# start of SUPPLIED ENTRIES

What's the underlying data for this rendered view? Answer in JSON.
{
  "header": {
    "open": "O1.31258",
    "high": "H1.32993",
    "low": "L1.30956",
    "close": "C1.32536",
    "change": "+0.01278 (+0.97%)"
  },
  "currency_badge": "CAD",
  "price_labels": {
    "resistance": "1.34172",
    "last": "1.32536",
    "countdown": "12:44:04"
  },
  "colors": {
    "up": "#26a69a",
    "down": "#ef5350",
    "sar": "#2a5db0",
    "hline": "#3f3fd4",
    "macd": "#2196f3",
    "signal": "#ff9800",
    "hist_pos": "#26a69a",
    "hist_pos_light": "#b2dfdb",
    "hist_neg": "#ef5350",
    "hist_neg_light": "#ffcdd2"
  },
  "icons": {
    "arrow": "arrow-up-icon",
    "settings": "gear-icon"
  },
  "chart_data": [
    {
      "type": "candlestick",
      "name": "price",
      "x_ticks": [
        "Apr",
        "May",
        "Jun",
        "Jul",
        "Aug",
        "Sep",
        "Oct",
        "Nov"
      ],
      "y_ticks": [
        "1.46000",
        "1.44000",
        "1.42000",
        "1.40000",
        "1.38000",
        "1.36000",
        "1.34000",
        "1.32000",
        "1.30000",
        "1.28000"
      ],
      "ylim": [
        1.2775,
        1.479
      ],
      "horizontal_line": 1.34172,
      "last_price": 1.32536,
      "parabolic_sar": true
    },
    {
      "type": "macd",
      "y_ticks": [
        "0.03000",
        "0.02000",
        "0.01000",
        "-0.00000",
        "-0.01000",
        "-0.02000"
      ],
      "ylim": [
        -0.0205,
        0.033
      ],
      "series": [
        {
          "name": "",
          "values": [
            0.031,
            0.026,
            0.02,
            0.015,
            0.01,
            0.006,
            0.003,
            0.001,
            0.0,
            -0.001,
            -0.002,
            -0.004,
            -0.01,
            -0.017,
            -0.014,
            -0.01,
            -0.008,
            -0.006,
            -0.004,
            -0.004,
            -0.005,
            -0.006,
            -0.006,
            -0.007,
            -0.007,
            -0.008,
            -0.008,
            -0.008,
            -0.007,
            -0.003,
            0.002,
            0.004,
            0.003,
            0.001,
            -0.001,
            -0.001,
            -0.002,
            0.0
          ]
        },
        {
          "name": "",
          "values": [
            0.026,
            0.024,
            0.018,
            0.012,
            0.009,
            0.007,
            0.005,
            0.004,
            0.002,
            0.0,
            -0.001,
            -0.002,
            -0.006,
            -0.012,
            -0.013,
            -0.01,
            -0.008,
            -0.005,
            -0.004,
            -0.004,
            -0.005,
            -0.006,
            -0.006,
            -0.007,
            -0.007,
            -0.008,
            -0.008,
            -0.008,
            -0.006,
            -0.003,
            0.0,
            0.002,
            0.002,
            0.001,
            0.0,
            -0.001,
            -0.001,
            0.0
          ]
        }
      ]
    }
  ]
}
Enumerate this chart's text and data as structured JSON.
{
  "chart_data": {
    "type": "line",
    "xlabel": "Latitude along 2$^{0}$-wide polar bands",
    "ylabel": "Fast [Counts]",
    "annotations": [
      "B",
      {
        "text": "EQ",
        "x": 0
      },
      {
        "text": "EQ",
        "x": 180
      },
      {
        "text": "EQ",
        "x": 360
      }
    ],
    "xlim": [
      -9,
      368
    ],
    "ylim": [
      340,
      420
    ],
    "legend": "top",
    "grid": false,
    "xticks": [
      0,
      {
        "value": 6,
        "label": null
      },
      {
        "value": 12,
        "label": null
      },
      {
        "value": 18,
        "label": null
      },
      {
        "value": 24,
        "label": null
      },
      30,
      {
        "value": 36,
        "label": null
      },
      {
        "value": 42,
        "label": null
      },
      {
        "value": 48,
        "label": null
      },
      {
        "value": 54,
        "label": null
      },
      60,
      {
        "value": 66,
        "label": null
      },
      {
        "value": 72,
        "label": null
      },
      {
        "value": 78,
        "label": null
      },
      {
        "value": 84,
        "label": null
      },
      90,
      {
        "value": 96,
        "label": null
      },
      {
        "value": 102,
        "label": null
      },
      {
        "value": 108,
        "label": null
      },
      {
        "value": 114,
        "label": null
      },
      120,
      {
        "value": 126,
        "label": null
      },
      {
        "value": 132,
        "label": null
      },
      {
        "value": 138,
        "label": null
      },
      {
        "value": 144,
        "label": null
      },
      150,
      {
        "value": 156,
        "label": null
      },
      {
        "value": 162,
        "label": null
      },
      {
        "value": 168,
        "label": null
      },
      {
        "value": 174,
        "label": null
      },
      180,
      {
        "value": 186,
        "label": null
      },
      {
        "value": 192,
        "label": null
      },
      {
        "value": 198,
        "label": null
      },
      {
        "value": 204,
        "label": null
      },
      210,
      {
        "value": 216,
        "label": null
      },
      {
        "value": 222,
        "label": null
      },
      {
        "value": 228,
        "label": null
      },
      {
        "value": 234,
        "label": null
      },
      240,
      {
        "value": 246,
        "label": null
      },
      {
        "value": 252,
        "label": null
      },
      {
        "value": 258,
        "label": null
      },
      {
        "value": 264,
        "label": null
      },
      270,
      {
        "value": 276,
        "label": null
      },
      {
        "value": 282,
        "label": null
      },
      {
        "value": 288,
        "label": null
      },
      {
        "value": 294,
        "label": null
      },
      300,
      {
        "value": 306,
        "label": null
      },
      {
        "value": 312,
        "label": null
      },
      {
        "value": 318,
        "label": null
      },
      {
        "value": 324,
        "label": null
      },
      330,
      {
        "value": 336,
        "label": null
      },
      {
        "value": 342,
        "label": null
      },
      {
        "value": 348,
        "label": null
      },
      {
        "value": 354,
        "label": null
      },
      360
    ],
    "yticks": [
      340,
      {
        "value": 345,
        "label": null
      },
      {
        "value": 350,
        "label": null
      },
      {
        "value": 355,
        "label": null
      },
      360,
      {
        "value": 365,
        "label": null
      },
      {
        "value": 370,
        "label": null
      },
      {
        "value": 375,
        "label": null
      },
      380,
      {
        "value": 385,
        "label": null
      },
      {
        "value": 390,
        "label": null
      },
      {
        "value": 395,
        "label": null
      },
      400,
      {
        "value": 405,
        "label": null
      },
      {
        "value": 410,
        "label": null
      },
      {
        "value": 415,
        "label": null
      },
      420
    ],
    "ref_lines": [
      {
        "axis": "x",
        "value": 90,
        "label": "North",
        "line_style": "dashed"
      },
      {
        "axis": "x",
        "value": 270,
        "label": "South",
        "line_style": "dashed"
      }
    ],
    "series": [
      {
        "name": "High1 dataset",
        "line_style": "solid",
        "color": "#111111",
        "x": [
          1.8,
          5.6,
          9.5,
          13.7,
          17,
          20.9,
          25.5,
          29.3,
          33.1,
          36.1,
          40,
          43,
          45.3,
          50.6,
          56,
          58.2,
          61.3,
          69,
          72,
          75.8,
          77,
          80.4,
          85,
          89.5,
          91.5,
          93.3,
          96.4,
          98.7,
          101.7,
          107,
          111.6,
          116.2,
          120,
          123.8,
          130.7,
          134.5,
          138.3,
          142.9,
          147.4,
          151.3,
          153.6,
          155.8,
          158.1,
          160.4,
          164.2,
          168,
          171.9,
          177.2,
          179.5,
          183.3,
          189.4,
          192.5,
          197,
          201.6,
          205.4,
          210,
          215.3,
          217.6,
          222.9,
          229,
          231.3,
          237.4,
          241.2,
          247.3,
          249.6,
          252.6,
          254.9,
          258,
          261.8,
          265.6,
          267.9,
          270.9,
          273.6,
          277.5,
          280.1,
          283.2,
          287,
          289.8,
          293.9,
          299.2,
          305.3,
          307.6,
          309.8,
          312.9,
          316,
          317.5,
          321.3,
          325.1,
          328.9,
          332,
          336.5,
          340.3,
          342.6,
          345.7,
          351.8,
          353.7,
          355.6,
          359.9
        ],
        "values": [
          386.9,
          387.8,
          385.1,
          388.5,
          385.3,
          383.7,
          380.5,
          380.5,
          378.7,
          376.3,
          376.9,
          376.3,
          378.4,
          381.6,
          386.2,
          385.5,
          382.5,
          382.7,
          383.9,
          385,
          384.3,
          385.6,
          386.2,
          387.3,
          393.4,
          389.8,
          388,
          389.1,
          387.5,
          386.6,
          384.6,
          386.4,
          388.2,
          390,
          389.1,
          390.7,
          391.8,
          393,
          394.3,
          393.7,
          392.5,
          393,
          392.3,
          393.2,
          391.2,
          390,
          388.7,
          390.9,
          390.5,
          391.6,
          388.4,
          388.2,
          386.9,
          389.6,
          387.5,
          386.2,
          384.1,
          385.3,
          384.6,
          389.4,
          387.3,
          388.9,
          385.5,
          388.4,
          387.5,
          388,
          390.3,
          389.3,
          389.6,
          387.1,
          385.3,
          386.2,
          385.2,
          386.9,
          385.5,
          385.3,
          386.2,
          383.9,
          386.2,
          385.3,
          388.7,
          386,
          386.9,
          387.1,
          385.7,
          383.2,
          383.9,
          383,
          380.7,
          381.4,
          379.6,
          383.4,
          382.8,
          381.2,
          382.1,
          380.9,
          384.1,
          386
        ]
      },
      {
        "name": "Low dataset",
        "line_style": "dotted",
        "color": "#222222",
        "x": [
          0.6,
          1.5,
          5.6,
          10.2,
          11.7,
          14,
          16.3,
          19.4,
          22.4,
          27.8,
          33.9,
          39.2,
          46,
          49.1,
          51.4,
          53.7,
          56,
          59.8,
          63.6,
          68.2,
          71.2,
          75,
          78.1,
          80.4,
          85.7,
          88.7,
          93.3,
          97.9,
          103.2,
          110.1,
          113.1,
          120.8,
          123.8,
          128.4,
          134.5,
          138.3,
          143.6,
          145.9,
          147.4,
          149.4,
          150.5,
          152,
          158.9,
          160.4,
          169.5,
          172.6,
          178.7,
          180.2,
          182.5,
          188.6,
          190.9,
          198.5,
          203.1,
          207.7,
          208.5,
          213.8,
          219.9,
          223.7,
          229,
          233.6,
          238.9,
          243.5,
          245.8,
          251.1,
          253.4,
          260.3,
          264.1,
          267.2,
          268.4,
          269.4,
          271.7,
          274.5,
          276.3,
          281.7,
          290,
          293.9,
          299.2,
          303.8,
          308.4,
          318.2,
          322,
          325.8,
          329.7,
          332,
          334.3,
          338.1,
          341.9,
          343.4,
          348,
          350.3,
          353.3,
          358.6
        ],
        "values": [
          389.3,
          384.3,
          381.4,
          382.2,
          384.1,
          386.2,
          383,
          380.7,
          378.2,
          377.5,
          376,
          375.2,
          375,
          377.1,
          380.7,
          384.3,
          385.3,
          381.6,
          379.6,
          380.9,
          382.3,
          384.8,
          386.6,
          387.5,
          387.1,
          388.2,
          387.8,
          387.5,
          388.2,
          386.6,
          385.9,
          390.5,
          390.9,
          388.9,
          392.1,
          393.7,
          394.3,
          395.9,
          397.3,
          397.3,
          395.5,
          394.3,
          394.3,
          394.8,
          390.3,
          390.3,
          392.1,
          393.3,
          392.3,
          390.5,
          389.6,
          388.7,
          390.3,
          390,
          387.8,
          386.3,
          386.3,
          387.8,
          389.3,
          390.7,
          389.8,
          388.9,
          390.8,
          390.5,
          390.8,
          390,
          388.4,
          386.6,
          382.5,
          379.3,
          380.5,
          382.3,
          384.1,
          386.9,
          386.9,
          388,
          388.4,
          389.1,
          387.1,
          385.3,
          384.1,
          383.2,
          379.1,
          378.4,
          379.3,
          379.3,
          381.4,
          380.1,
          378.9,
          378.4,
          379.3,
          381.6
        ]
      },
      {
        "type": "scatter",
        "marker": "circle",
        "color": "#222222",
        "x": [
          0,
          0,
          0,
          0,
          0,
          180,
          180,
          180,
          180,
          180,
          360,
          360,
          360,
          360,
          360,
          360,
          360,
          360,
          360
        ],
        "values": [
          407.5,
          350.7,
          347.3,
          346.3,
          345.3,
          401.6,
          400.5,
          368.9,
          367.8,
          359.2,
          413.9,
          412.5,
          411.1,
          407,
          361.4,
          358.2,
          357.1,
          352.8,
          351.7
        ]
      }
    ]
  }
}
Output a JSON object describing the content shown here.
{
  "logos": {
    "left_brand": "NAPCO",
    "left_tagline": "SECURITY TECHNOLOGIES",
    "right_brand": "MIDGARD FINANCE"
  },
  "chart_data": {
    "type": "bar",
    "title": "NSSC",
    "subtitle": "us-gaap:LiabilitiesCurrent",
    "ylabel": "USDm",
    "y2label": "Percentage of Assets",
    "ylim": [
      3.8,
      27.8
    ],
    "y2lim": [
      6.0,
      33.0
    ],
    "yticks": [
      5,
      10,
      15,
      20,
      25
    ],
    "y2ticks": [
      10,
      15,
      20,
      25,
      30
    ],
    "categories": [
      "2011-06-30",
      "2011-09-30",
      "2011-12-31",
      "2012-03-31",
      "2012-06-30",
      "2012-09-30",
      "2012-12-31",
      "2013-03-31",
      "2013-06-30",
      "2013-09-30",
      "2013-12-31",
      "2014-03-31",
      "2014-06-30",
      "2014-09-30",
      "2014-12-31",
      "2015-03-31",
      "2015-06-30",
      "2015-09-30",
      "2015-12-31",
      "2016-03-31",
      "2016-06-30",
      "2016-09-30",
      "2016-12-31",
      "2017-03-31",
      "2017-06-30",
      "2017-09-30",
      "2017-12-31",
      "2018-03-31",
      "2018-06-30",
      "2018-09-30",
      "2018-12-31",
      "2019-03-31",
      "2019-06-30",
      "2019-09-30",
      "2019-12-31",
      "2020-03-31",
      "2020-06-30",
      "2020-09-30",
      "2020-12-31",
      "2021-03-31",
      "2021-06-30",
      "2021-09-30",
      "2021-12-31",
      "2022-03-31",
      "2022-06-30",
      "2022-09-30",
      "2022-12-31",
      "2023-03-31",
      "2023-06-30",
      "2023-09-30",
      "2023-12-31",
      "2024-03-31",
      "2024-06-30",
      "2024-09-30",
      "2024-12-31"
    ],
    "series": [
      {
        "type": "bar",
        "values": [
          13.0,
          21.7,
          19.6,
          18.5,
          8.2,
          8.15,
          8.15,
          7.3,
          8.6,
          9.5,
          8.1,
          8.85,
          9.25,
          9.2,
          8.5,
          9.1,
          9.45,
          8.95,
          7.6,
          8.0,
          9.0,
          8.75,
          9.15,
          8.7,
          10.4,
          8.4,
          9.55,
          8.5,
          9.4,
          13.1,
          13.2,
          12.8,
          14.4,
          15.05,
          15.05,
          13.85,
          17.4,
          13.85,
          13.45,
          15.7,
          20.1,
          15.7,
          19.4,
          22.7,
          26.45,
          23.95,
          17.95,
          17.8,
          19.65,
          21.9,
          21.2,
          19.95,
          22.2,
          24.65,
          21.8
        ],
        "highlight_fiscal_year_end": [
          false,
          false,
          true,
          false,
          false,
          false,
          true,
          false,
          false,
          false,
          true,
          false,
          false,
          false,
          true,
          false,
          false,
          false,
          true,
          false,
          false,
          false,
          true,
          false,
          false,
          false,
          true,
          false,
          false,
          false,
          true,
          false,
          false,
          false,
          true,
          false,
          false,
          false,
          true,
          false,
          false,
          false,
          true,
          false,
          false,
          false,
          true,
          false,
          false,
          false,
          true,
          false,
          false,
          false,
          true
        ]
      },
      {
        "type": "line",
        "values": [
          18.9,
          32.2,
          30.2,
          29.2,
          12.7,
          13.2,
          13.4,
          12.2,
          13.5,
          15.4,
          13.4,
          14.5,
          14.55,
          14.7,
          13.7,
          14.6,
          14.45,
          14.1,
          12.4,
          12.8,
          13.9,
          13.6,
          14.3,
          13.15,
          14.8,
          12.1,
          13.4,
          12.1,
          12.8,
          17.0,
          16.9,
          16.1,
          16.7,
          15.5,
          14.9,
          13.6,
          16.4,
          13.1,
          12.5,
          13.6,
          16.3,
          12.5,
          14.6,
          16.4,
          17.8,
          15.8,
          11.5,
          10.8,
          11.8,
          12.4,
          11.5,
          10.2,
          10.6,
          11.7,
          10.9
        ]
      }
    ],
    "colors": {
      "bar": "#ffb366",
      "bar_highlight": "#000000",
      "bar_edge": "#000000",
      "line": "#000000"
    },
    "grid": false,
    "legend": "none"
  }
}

# end of SUPPLIED ENTRIES

REQUIREMENTS:
From the listing above, return each line with the word "this".

EXERCISE ANSWER:
What's the underlying data for this rendered view? Answer in JSON.
Enumerate this chart's text and data as structured JSON.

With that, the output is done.